▶ _WHAT IS EXPECTED_
Of all the lines in the records, how many hold the word "color"? Answer with the number only.

## BEGIN

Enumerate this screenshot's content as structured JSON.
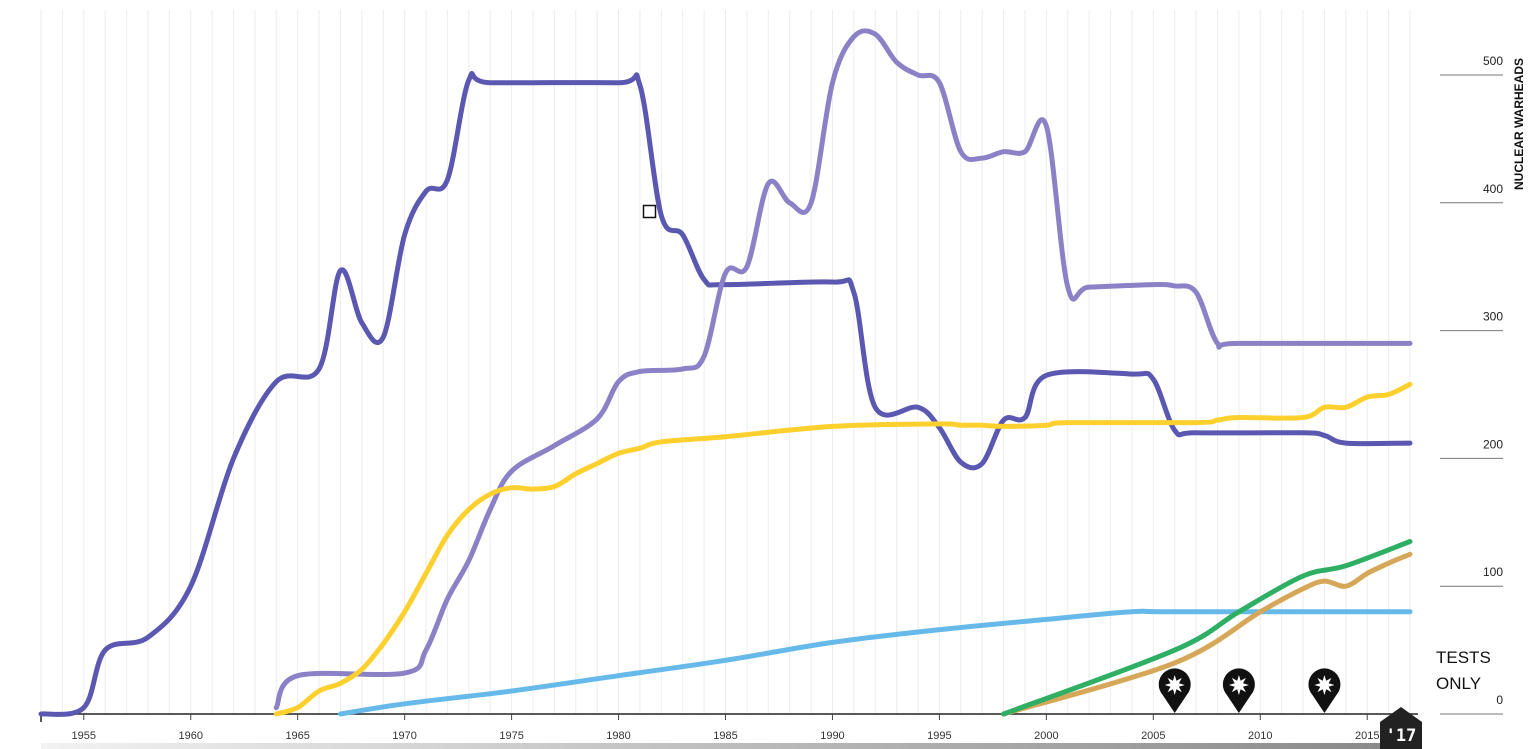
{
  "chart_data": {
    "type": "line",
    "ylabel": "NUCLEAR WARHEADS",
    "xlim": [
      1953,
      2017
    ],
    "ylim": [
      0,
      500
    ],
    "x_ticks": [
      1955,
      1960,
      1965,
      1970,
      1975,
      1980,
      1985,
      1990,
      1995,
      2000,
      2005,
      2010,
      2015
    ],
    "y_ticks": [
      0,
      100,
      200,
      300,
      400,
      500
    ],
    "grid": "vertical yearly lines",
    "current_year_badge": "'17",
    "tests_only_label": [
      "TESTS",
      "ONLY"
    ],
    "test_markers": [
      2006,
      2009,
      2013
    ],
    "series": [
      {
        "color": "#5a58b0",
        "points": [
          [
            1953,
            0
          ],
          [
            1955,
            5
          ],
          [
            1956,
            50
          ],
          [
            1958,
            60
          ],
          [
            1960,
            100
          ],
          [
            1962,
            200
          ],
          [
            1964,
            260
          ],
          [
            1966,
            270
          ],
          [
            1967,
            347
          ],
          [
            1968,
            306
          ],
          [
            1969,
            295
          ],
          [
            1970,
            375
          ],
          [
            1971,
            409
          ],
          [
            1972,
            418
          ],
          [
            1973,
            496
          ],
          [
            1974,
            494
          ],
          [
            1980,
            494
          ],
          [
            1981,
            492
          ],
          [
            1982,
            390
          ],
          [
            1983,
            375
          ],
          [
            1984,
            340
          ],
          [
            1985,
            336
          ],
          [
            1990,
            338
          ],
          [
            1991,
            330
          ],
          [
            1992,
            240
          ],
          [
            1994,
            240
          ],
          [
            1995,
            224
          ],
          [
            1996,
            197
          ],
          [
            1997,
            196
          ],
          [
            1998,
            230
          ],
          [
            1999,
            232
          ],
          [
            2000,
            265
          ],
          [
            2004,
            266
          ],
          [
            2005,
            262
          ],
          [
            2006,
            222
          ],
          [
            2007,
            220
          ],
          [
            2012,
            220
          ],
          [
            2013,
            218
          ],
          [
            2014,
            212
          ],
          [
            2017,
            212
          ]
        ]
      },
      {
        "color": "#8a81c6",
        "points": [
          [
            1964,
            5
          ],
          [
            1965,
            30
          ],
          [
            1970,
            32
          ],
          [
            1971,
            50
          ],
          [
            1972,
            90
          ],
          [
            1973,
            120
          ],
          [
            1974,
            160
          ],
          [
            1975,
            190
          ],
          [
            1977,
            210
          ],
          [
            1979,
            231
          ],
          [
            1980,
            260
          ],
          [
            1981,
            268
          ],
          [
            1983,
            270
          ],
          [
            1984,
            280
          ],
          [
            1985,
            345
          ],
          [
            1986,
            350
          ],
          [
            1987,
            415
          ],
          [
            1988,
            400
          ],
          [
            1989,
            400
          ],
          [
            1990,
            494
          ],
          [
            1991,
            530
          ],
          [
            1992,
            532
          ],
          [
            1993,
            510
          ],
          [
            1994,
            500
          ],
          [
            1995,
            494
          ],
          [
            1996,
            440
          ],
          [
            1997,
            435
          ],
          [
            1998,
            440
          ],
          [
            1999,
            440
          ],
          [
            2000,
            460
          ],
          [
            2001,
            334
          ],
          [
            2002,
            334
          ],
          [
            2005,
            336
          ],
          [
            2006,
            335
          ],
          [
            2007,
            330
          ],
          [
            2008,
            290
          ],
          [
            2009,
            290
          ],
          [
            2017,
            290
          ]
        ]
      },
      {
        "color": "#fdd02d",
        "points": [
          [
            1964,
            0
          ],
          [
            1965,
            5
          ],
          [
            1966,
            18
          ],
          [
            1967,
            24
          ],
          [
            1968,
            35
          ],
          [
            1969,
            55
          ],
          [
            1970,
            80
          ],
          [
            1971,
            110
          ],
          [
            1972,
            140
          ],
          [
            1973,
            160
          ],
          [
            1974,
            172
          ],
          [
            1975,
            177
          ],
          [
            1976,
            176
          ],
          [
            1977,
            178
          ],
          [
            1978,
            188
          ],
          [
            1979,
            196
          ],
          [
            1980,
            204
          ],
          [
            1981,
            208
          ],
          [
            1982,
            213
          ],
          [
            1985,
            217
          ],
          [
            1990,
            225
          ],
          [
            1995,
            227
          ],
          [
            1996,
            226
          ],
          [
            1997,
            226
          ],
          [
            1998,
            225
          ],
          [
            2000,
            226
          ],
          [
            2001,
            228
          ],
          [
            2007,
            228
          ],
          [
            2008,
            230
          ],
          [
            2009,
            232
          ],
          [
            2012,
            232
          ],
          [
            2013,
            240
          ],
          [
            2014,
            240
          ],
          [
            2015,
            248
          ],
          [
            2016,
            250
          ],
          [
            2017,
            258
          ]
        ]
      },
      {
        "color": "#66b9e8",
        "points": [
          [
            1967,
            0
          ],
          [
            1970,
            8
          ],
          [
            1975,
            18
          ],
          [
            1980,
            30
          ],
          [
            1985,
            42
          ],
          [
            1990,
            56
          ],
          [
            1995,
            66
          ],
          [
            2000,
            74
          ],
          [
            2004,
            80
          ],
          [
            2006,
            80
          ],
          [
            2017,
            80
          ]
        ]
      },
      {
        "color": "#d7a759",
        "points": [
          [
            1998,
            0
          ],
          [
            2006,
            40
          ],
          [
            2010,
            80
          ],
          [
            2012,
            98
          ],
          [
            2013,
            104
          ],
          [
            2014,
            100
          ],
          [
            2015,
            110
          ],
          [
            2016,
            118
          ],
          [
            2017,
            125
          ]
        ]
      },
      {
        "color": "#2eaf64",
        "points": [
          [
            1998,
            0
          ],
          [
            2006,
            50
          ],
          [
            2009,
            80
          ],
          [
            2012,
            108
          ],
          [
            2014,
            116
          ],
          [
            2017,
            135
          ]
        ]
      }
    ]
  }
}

## END

▶ _OUTPUT OF THE EXERCISE_
6